Problem requirements: Return the passage from the article on YouTube, Facebook, and Infowars exactly as it appears, starting at "Facebook is the" and ending at "the president himself.".

The Alex Jones Channel, which hosts Infowars, is ten years old. The YouTube channel is only three years younger than YouTube itself. And in the past year, the channel’s survival has embarrassed the platform, undermining its content restrictions and underscoring a hesitation among social media websites to moderate hate speech and the alt-right.
In just the past year, Infowars — a raucous, right-wing pulpit for Alex Jones and his lesser cast of “news” anchors — has peddled conspiracy theories about school shootings, child sex trafficking, and a slain Democratic National Committee staffer. On Thursday, YouTube issued a “first strike” against The Alex Jones Channel, removing four unspecified videos and suspending the account’s live-streaming privileges. To be clear, the “first strike” isn’t the first strike that YouTube has issued against Jones and his Infowars team. In February, YouTube issued two strikes against The Alex Jones Channel for antagonizing survivors of the Parkland massacre, bringing the channel to the brink of termination.
On Friday, Facebook, too, censured The Alex Jones Channel, removing four videos from the channel’s feed — including footage of an adult male choke-slamming a young boy, billed as a “public service announcement” about “how to prevent liberalism.” Additionally, Facebook announced its decision to ban Alex Jones for 30 days. “Our Community Standards make it clear that we prohibit content that encourages physical harm [bullying], or attacks someone based on their religious affiliation or gender identity [hate speech],” Facebook says. According to a CNET report, Facebook’s most recent strikes against The Alex Jones Channel restrict only Jones, personally, from streaming and posting new content for the next 30 days; his colleagues, who cohost The Alex Jones Show as well as other Infowars.com programming, such as War Room, are able to continue updating the channel. Despite serial infractions, neither Facebook nor YouTube have resolved to ban Infowars and The Alex Jones Channel outright.
Facebook is the largest social media platform in the world, and YouTube is the capital of Infowars viewership. Without Facebook and YouTube, Infowars doesn’t exist.
But YouTube won’t just ban Infowars. In general, social media companies have proved reluctant to punish prominent right-wing figures for hate speech and other offensive content, fearful of criticism and reprisals from right-wing trolls, including the president himself.
Ostensibly, there’s recourse. In YouTube parlance, a “strike” is an official censure against a user, such as Jones, who publishes “hateful content,” “harmful or dangerous content,” or “violent or graphic content,” which are all examples of acts prohibited by the website’s “Community Guidelines.” There are two kinds of strikes: a “copyright strike,” which suggests copyright infringement; and a “community guidelines strike,” which suggests extremely obscene or unlawful deptictions. In either case, three strikes get a user banned, and their accounts deleted, from YouTube—but only if YouTube issues each strike within three months of a previous strike. For community guidelines violations, each strike is expunged after three months. The latest strike against The Alex Jones Channel comes five months after the February 2018 strikes, and so, technically, the account’s third strike this year carries the punitive weight of a “first” strike. YouTube removed four offending videos and limited the channel’s ability to livestream.

Rows:
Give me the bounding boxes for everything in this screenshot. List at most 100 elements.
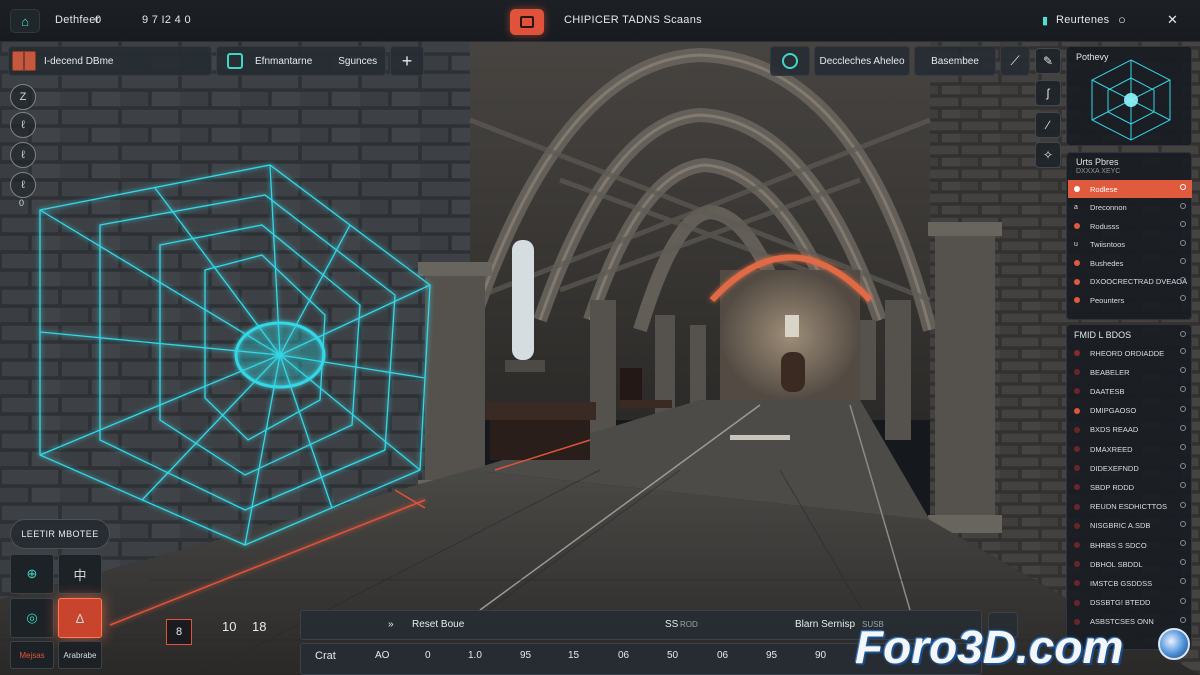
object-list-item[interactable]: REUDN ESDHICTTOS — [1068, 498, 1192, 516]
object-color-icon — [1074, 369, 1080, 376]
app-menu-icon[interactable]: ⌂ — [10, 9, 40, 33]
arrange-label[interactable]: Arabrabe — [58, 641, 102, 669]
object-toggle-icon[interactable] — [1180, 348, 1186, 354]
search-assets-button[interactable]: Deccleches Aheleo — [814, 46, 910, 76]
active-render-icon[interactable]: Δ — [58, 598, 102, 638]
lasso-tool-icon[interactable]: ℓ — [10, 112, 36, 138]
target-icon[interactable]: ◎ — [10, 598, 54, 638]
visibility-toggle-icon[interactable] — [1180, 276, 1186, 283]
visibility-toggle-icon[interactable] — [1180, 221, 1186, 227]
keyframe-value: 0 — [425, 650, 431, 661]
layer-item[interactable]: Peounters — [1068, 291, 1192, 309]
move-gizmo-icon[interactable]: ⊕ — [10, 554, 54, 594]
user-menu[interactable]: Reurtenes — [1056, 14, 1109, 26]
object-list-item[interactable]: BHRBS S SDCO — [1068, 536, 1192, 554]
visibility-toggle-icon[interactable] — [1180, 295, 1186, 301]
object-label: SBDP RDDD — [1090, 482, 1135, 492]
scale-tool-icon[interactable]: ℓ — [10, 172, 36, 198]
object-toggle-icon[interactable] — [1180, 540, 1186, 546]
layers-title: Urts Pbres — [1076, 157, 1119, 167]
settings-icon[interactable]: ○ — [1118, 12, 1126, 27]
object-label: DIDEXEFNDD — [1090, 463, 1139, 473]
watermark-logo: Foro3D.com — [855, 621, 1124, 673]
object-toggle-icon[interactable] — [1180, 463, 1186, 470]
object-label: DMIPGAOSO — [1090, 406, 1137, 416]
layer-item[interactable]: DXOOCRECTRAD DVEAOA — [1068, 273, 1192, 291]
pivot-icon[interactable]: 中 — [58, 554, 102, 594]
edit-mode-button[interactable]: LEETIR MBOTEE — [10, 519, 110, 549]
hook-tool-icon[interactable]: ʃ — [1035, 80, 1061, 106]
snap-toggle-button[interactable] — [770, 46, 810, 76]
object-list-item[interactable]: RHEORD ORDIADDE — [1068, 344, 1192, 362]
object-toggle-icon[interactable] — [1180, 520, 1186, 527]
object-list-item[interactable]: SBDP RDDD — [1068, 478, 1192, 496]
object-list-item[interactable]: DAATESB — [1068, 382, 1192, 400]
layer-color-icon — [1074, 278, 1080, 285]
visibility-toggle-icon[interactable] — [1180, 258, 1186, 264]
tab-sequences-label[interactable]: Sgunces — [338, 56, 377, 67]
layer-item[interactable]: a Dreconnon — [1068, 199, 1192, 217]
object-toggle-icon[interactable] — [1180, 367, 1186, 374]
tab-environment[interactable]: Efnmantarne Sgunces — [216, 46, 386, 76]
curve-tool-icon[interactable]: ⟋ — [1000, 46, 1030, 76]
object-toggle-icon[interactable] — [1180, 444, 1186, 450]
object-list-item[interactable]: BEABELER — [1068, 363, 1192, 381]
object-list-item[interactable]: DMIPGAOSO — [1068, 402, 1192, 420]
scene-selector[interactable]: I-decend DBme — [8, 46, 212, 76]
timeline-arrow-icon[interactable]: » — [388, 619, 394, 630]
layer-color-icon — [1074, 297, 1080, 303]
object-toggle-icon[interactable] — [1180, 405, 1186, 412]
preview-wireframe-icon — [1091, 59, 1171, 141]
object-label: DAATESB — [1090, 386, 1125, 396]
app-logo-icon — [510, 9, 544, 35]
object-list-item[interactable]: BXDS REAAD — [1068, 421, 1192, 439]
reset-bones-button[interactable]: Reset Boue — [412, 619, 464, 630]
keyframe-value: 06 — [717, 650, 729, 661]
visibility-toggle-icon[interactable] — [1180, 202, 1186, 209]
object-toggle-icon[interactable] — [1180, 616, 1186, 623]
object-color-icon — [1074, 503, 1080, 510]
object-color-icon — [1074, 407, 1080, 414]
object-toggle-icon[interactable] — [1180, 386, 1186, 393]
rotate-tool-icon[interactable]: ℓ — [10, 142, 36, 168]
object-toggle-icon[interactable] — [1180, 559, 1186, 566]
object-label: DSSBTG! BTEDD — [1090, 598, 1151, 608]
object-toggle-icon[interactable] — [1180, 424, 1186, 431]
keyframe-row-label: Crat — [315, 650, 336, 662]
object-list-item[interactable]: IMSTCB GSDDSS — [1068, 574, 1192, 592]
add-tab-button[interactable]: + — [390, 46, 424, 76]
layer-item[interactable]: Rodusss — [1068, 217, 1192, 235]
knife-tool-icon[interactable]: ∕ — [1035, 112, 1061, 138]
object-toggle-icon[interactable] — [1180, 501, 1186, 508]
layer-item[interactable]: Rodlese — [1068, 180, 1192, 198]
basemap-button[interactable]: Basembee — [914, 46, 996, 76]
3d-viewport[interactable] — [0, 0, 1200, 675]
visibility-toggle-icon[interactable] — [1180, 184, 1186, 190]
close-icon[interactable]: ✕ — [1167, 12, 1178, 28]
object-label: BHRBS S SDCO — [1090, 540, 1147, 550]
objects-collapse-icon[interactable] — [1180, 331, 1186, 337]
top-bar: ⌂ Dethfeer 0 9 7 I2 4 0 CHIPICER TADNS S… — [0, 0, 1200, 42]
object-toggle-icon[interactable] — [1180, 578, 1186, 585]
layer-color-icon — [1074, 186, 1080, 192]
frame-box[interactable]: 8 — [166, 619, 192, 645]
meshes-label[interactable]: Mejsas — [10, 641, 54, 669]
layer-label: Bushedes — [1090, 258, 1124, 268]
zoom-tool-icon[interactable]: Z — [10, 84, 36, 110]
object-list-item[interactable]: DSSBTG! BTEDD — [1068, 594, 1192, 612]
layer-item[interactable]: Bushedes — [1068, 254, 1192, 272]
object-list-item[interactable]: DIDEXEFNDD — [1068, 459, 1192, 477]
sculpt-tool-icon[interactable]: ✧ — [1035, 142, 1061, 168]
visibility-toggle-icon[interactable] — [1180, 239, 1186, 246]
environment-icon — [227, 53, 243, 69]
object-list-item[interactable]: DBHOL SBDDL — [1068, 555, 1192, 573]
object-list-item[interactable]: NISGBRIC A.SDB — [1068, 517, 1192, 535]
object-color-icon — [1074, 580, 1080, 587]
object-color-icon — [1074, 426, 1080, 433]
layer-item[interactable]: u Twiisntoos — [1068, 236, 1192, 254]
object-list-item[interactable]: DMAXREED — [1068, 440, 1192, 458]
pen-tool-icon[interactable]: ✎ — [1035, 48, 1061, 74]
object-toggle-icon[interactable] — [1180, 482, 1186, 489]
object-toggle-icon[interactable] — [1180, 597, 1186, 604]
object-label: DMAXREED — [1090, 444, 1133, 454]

Solved exercise:
Facebook is the largest social media platform in the world, and YouTube is the capital of Infowars viewership. Without Facebook and YouTube, Infowars doesn’t exist.
But YouTube won’t just ban Infowars. In general, social media companies have proved reluctant to punish prominent right-wing figures for hate speech and other offensive content, fearful of criticism and reprisals from right-wing trolls, including the president himself.